What the task asks:
Return each line of the data below unchanged and in the same order.

The data:
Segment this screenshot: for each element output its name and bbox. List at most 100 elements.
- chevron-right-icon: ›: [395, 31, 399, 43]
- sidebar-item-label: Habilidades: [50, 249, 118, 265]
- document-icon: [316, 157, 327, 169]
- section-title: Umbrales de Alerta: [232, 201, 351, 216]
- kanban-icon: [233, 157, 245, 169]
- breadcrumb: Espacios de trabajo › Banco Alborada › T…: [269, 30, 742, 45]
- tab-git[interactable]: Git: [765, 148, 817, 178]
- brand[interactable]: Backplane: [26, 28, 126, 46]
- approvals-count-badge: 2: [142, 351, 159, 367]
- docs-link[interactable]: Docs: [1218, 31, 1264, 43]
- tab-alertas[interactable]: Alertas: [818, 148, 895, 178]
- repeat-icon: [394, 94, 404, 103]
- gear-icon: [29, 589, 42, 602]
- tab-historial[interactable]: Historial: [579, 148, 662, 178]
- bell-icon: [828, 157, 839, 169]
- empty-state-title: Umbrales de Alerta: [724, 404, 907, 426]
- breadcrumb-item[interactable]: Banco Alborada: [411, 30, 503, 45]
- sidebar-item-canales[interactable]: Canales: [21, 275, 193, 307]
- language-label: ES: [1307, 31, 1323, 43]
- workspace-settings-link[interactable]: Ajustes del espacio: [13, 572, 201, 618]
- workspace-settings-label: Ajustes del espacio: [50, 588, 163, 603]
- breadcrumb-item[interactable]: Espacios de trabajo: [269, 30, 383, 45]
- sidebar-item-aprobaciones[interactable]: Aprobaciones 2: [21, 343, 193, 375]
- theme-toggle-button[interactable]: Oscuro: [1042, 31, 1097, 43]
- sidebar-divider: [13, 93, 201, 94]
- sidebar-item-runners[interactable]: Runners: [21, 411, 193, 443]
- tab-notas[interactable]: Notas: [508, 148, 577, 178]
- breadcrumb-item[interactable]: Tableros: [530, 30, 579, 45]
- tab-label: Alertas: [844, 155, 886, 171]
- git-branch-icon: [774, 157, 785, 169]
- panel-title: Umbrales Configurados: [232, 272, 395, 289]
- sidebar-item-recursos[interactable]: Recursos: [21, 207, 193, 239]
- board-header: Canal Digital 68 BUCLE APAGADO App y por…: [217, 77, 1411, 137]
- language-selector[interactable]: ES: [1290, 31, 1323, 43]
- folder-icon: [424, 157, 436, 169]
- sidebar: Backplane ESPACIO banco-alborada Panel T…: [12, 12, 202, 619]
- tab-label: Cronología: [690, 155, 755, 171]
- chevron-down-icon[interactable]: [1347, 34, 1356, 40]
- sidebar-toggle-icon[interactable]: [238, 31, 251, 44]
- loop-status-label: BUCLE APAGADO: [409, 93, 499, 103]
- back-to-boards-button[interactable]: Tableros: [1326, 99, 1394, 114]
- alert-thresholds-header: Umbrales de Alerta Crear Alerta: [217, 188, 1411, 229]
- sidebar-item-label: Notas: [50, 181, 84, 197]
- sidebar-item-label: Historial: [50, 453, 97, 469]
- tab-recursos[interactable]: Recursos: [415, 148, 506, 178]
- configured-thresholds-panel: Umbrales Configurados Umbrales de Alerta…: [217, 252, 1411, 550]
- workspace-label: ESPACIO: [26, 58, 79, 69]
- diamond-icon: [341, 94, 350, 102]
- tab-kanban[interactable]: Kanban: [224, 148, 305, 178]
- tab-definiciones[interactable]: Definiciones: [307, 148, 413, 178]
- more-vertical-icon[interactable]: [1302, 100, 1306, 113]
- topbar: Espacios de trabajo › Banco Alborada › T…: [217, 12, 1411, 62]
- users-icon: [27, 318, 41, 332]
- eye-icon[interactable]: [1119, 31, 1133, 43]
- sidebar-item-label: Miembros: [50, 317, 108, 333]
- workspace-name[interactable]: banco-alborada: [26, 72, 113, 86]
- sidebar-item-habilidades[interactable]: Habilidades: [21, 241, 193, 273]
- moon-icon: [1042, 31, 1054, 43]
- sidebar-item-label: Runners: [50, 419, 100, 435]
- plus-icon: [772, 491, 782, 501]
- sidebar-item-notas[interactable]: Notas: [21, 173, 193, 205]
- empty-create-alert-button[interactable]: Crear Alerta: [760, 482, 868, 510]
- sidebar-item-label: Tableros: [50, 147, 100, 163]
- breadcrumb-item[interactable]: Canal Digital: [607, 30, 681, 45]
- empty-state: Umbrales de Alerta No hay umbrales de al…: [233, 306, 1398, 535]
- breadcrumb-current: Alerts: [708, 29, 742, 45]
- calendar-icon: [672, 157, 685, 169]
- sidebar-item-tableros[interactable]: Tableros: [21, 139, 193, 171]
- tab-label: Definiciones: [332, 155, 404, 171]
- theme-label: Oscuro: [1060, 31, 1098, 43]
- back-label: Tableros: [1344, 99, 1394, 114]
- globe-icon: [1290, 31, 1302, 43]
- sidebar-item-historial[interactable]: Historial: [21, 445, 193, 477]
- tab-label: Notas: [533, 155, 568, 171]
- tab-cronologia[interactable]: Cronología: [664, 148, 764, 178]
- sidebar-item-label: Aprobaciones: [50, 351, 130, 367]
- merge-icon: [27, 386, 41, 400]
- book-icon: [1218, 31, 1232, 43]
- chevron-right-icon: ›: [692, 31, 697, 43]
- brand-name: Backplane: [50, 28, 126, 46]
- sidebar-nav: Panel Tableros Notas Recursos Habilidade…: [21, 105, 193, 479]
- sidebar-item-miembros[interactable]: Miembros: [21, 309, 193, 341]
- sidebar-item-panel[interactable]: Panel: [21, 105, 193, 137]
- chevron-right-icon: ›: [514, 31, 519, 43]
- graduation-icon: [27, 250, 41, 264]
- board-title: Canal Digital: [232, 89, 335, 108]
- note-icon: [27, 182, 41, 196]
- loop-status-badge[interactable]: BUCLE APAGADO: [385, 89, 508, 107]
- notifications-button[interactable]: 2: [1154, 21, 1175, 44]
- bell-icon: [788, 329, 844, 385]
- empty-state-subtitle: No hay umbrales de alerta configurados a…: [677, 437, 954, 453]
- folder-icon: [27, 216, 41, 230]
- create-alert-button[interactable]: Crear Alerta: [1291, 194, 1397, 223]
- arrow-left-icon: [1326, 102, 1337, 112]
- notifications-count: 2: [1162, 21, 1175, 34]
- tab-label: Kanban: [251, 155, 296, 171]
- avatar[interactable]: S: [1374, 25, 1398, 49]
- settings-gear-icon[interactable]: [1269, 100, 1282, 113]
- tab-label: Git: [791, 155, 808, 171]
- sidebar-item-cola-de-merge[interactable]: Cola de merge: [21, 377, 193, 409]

Final answer:
Segment this screenshot: for each element output its name and bbox. List at most 100 elements.
- chevron-right-icon: ›: [395, 31, 399, 43]
- sidebar-item-label: Habilidades: [50, 249, 118, 265]
- document-icon: [316, 157, 327, 169]
- section-title: Umbrales de Alerta: [232, 201, 351, 216]
- kanban-icon: [233, 157, 245, 169]
- breadcrumb: Espacios de trabajo › Banco Alborada › T…: [269, 30, 742, 45]
- tab-git[interactable]: Git: [765, 148, 817, 178]
- brand[interactable]: Backplane: [26, 28, 126, 46]
- approvals-count-badge: 2: [142, 351, 159, 367]
- docs-link[interactable]: Docs: [1218, 31, 1264, 43]
- tab-alertas[interactable]: Alertas: [818, 148, 895, 178]
- repeat-icon: [394, 94, 404, 103]
- gear-icon: [29, 589, 42, 602]
- tab-historial[interactable]: Historial: [579, 148, 662, 178]
- bell-icon: [828, 157, 839, 169]
- empty-state-title: Umbrales de Alerta: [724, 404, 907, 426]
- breadcrumb-item[interactable]: Banco Alborada: [411, 30, 503, 45]
- sidebar-item-canales[interactable]: Canales: [21, 275, 193, 307]
- language-label: ES: [1307, 31, 1323, 43]
- workspace-settings-link[interactable]: Ajustes del espacio: [13, 572, 201, 618]
- workspace-settings-label: Ajustes del espacio: [50, 588, 163, 603]
- breadcrumb-item[interactable]: Espacios de trabajo: [269, 30, 383, 45]
- sidebar-item-aprobaciones[interactable]: Aprobaciones 2: [21, 343, 193, 375]
- theme-toggle-button[interactable]: Oscuro: [1042, 31, 1097, 43]
- sidebar-divider: [13, 93, 201, 94]
- sidebar-item-runners[interactable]: Runners: [21, 411, 193, 443]
- tab-notas[interactable]: Notas: [508, 148, 577, 178]
- breadcrumb-item[interactable]: Tableros: [530, 30, 579, 45]
- tab-label: Alertas: [844, 155, 886, 171]
- git-branch-icon: [774, 157, 785, 169]
- panel-title: Umbrales Configurados: [232, 272, 395, 289]
- sidebar-item-recursos[interactable]: Recursos: [21, 207, 193, 239]
- board-header: Canal Digital 68 BUCLE APAGADO App y por…: [217, 77, 1411, 137]
- language-selector[interactable]: ES: [1290, 31, 1323, 43]
- folder-icon: [424, 157, 436, 169]
- sidebar: Backplane ESPACIO banco-alborada Panel T…: [12, 12, 202, 619]
- tab-label: Cronología: [690, 155, 755, 171]
- chevron-down-icon[interactable]: [1347, 34, 1356, 40]
- sidebar-toggle-icon[interactable]: [238, 31, 251, 44]
- loop-status-label: BUCLE APAGADO: [409, 93, 499, 103]
- back-to-boards-button[interactable]: Tableros: [1326, 99, 1394, 114]
- alert-thresholds-header: Umbrales de Alerta Crear Alerta: [217, 188, 1411, 229]
- sidebar-item-label: Notas: [50, 181, 84, 197]
- sidebar-item-label: Historial: [50, 453, 97, 469]
- tab-recursos[interactable]: Recursos: [415, 148, 506, 178]
- configured-thresholds-panel: Umbrales Configurados Umbrales de Alerta…: [217, 252, 1411, 550]
- workspace-label: ESPACIO: [26, 58, 79, 69]
- diamond-icon: [341, 94, 350, 102]
- tab-kanban[interactable]: Kanban: [224, 148, 305, 178]
- tab-definiciones[interactable]: Definiciones: [307, 148, 413, 178]
- more-vertical-icon[interactable]: [1302, 100, 1306, 113]
- topbar: Espacios de trabajo › Banco Alborada › T…: [217, 12, 1411, 62]
- users-icon: [27, 318, 41, 332]
- eye-icon[interactable]: [1119, 31, 1133, 43]
- sidebar-item-label: Miembros: [50, 317, 108, 333]
- workspace-name[interactable]: banco-alborada: [26, 72, 113, 86]
- sidebar-item-habilidades[interactable]: Habilidades: [21, 241, 193, 273]
- moon-icon: [1042, 31, 1054, 43]
- sidebar-item-label: Runners: [50, 419, 100, 435]
- plus-icon: [772, 491, 782, 501]
- sidebar-item-notas[interactable]: Notas: [21, 173, 193, 205]
- empty-create-alert-button[interactable]: Crear Alerta: [760, 482, 868, 510]
- sidebar-item-label: Tableros: [50, 147, 100, 163]
- breadcrumb-item[interactable]: Canal Digital: [607, 30, 681, 45]
- empty-state: Umbrales de Alerta No hay umbrales de al…: [233, 306, 1398, 535]
- breadcrumb-current: Alerts: [708, 29, 742, 45]
- calendar-icon: [672, 157, 685, 169]
- sidebar-item-tableros[interactable]: Tableros: [21, 139, 193, 171]
- tab-label: Definiciones: [332, 155, 404, 171]
- theme-label: Oscuro: [1060, 31, 1098, 43]
- back-label: Tableros: [1344, 99, 1394, 114]
- globe-icon: [1290, 31, 1302, 43]
- sidebar-item-historial[interactable]: Historial: [21, 445, 193, 477]
- tab-label: Notas: [533, 155, 568, 171]
- tab-cronologia[interactable]: Cronología: [664, 148, 764, 178]
- sidebar-item-label: Aprobaciones: [50, 351, 130, 367]
- merge-icon: [27, 386, 41, 400]
- book-icon: [1218, 31, 1232, 43]
- chevron-right-icon: ›: [692, 31, 697, 43]
- brand-name: Backplane: [50, 28, 126, 46]
- sidebar-nav: Panel Tableros Notas Recursos Habilidade…: [21, 105, 193, 479]
- sidebar-item-miembros[interactable]: Miembros: [21, 309, 193, 341]
- sidebar-item-panel[interactable]: Panel: [21, 105, 193, 137]
- chevron-right-icon: ›: [514, 31, 519, 43]
- graduation-icon: [27, 250, 41, 264]
- board-title: Canal Digital: [232, 89, 335, 108]
- note-icon: [27, 182, 41, 196]
- loop-status-badge[interactable]: BUCLE APAGADO: [385, 89, 508, 107]
- notifications-button[interactable]: 2: [1154, 21, 1175, 44]
- bell-icon: [788, 329, 844, 385]
- empty-state-subtitle: No hay umbrales de alerta configurados a…: [677, 437, 954, 453]
- folder-icon: [27, 216, 41, 230]
- create-alert-button[interactable]: Crear Alerta: [1291, 194, 1397, 223]
- arrow-left-icon: [1326, 102, 1337, 112]
- notifications-count: 2: [1162, 21, 1175, 34]
- tab-label: Kanban: [251, 155, 296, 171]
- avatar[interactable]: S: [1374, 25, 1398, 49]
- settings-gear-icon[interactable]: [1269, 100, 1282, 113]
- tab-label: Git: [791, 155, 808, 171]
- sidebar-item-cola-de-merge[interactable]: Cola de merge: [21, 377, 193, 409]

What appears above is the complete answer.